Written task. Only the number is wanted: how many lines hold the word "Amsterdam"?

Input records.
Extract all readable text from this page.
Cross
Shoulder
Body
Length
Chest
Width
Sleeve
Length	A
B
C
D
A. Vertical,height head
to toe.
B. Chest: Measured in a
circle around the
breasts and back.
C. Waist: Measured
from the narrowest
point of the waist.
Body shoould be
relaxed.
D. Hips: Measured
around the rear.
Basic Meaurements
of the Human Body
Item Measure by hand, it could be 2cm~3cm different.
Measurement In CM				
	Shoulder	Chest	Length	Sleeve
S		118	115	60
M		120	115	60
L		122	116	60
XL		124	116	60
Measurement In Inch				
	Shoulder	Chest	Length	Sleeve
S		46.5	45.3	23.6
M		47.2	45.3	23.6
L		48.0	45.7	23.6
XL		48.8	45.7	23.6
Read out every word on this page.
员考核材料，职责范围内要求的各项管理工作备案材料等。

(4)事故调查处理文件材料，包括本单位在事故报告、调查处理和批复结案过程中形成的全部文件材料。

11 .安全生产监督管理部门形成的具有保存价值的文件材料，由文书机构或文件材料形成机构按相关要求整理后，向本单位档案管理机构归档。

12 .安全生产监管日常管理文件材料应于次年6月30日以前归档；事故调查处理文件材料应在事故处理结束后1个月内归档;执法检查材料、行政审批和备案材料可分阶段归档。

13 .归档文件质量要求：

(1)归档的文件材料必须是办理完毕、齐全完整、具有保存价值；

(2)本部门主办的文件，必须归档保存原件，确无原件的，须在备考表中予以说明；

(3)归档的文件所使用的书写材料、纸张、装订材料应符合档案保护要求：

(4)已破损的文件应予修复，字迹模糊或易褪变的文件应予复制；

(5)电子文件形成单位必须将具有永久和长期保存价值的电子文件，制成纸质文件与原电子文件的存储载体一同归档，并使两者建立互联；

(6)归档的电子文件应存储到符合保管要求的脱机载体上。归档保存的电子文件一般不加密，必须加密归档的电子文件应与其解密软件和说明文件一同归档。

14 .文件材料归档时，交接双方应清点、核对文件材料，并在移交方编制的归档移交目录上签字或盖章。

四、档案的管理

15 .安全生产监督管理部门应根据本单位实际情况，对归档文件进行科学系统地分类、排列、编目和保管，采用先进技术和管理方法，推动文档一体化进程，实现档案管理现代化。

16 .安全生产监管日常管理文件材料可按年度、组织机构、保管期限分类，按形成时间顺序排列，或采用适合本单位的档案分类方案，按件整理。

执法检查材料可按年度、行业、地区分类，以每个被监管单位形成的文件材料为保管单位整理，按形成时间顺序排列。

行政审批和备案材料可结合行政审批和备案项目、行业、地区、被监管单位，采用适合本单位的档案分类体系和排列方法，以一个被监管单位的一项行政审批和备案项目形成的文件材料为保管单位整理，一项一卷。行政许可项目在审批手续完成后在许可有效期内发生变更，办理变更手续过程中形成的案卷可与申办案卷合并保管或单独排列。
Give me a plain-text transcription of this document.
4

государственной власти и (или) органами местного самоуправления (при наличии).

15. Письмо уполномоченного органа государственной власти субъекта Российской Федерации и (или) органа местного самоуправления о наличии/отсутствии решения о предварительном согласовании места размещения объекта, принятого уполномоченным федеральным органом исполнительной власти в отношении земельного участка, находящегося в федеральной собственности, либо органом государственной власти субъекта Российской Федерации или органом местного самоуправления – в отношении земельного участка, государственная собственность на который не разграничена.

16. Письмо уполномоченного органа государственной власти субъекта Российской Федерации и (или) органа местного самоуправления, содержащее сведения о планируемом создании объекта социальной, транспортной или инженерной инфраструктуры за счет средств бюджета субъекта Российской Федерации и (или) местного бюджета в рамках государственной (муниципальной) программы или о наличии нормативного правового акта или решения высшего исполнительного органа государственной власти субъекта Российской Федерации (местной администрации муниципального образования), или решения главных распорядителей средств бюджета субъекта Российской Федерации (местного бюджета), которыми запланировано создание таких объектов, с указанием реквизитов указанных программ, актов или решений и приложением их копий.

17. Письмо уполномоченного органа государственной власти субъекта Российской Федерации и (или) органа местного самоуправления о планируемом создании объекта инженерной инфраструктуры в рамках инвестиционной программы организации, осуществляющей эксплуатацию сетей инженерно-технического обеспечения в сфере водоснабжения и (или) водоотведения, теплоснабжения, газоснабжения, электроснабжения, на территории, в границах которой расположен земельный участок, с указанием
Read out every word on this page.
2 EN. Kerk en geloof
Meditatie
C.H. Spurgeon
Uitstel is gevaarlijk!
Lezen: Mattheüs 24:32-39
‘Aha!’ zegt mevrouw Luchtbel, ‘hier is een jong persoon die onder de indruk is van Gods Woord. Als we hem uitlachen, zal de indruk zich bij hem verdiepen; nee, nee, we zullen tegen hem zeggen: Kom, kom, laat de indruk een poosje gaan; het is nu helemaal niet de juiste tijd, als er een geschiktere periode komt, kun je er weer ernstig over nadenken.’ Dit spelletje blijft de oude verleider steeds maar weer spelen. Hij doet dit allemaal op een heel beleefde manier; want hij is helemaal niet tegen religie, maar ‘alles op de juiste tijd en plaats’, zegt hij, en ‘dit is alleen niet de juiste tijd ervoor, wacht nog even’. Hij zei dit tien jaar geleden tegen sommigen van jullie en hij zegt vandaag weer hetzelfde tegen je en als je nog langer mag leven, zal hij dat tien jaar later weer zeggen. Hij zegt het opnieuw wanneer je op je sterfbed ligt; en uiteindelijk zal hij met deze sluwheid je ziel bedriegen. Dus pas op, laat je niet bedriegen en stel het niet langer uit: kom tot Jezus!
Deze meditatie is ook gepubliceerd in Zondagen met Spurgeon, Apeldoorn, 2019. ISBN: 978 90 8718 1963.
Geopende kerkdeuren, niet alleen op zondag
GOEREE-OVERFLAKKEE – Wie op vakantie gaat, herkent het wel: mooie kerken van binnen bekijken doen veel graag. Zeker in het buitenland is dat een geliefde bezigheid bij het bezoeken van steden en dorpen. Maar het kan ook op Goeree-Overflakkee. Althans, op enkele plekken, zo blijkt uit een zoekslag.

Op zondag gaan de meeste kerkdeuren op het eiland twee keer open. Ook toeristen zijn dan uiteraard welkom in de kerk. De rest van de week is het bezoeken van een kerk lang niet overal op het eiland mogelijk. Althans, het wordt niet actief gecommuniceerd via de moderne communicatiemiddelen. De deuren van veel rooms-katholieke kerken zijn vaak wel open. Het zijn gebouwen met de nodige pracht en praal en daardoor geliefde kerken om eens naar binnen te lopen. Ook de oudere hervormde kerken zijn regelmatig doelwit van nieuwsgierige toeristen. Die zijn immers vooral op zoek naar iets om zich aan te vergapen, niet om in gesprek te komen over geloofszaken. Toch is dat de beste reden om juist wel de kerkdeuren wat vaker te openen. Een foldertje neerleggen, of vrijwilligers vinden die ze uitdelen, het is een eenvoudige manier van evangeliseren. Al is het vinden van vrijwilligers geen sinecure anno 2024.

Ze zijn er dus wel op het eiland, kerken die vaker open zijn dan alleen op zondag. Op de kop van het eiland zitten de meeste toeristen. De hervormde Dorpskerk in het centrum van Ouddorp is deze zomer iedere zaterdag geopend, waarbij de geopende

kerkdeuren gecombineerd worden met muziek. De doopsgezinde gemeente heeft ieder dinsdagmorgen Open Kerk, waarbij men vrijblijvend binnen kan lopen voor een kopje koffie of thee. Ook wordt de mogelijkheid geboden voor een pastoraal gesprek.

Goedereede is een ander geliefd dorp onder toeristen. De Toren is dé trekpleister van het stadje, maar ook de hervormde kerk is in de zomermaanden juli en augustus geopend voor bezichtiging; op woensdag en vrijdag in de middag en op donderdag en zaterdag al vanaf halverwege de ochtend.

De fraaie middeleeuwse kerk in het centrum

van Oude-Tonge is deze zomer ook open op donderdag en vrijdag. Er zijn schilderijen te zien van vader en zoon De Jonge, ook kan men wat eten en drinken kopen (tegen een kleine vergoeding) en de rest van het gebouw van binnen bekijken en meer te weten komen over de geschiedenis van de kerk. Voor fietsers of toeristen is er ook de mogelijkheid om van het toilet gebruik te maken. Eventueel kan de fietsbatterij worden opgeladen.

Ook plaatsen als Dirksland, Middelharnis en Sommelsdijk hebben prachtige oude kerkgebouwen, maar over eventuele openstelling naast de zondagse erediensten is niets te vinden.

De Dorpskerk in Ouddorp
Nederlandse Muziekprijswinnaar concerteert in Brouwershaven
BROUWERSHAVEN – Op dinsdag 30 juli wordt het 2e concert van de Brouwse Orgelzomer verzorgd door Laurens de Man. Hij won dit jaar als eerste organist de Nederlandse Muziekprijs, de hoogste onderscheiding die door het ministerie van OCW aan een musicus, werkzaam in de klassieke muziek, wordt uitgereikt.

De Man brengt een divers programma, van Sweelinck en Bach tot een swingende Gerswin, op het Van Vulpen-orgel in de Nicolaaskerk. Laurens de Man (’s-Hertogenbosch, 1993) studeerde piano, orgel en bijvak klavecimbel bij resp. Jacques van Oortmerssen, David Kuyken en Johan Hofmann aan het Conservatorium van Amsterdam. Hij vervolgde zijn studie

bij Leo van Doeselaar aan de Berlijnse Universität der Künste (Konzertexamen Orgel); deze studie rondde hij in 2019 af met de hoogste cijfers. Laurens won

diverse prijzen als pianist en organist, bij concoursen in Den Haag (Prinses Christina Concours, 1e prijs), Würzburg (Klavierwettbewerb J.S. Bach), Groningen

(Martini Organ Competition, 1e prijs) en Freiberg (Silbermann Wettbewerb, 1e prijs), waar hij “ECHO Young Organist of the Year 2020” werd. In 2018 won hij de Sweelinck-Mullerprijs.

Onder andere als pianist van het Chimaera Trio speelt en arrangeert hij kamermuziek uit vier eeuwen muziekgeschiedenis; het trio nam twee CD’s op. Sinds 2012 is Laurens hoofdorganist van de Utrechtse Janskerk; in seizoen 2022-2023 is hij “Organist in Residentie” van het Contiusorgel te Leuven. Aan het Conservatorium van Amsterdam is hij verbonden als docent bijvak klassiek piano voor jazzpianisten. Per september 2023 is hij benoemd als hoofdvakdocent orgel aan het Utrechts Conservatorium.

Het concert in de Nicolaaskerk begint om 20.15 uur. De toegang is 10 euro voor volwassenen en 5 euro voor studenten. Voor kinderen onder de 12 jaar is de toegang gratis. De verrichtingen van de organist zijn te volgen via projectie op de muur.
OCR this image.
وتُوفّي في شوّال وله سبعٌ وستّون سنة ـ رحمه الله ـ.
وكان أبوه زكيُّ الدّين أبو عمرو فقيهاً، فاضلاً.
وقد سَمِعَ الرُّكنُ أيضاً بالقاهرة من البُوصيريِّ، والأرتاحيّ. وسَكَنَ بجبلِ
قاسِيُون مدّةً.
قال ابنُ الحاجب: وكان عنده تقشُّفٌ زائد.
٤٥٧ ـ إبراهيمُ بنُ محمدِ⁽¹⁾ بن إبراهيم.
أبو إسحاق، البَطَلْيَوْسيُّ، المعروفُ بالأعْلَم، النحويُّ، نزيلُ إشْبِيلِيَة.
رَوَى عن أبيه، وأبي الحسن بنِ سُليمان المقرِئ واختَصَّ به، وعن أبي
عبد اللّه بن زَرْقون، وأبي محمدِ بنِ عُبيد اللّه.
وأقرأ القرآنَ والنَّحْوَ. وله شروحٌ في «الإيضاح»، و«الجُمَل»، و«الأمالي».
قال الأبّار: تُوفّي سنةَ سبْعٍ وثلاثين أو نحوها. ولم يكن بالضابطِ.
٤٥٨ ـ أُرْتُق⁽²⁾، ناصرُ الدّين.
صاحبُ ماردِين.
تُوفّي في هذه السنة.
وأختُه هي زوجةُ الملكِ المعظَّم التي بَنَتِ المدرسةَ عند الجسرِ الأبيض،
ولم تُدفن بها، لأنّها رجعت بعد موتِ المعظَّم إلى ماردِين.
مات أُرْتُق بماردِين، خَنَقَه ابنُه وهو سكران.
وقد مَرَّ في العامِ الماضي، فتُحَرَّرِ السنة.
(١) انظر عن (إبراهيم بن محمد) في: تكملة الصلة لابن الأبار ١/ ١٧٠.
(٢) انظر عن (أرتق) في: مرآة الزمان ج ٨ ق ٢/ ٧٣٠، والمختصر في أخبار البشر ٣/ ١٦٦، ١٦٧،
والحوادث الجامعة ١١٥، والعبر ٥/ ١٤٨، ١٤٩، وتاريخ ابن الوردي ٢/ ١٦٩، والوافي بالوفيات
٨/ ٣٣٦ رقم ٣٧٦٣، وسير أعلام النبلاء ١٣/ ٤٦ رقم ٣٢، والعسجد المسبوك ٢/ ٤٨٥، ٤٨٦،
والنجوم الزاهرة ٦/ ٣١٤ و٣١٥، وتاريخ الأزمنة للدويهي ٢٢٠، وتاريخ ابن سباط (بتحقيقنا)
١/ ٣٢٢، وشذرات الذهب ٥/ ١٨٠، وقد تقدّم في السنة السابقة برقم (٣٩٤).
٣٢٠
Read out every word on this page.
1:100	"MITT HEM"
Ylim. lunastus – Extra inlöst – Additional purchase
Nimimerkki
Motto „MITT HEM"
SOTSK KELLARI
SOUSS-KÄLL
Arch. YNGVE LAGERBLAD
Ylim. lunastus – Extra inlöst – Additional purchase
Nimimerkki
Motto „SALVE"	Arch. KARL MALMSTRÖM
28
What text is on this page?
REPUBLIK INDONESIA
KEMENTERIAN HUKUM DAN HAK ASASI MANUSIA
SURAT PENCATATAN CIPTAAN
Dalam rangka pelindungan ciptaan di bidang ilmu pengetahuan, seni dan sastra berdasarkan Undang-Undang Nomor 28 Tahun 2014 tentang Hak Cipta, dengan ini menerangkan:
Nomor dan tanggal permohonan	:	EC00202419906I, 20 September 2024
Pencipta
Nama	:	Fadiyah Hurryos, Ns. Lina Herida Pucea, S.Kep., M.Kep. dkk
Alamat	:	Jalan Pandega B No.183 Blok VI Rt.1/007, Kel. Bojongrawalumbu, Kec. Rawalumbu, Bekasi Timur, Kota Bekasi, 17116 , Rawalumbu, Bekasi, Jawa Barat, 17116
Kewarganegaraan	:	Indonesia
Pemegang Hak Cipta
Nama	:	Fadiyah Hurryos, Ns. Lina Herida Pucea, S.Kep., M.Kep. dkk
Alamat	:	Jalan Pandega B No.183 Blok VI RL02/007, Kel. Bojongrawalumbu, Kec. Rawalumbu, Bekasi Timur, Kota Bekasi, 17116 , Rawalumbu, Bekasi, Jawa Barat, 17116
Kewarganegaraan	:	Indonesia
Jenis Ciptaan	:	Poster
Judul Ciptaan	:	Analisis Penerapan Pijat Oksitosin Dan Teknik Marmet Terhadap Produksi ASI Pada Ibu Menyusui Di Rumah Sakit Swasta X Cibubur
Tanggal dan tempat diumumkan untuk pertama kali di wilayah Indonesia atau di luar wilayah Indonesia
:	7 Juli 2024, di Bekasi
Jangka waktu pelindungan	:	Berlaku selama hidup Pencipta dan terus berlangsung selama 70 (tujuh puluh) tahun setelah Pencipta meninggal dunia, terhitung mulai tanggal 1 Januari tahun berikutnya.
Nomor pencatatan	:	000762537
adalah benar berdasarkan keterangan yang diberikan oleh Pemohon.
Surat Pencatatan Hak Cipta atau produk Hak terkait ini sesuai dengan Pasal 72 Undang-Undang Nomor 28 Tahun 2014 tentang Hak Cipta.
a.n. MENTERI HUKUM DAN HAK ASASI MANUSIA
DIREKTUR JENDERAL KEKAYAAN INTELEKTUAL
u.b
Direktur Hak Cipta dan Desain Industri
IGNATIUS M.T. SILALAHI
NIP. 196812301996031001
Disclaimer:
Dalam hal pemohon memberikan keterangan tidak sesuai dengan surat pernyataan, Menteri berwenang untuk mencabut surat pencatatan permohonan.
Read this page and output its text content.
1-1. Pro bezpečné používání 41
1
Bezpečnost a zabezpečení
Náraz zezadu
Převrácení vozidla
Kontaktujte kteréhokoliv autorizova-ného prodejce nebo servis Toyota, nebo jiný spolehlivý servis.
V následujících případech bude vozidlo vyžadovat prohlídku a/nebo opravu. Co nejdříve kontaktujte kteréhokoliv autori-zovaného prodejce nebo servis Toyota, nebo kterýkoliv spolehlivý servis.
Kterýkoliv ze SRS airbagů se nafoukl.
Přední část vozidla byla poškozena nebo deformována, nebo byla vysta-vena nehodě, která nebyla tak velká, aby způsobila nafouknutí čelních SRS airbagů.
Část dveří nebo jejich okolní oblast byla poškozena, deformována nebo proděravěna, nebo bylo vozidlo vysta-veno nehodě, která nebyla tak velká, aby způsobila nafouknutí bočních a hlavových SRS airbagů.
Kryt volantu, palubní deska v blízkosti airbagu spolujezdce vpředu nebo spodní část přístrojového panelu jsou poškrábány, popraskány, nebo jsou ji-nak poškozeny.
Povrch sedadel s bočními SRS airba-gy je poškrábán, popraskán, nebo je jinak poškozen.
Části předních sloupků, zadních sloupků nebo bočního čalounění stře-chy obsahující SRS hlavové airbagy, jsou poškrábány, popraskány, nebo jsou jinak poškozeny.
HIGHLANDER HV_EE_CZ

Written answer. 2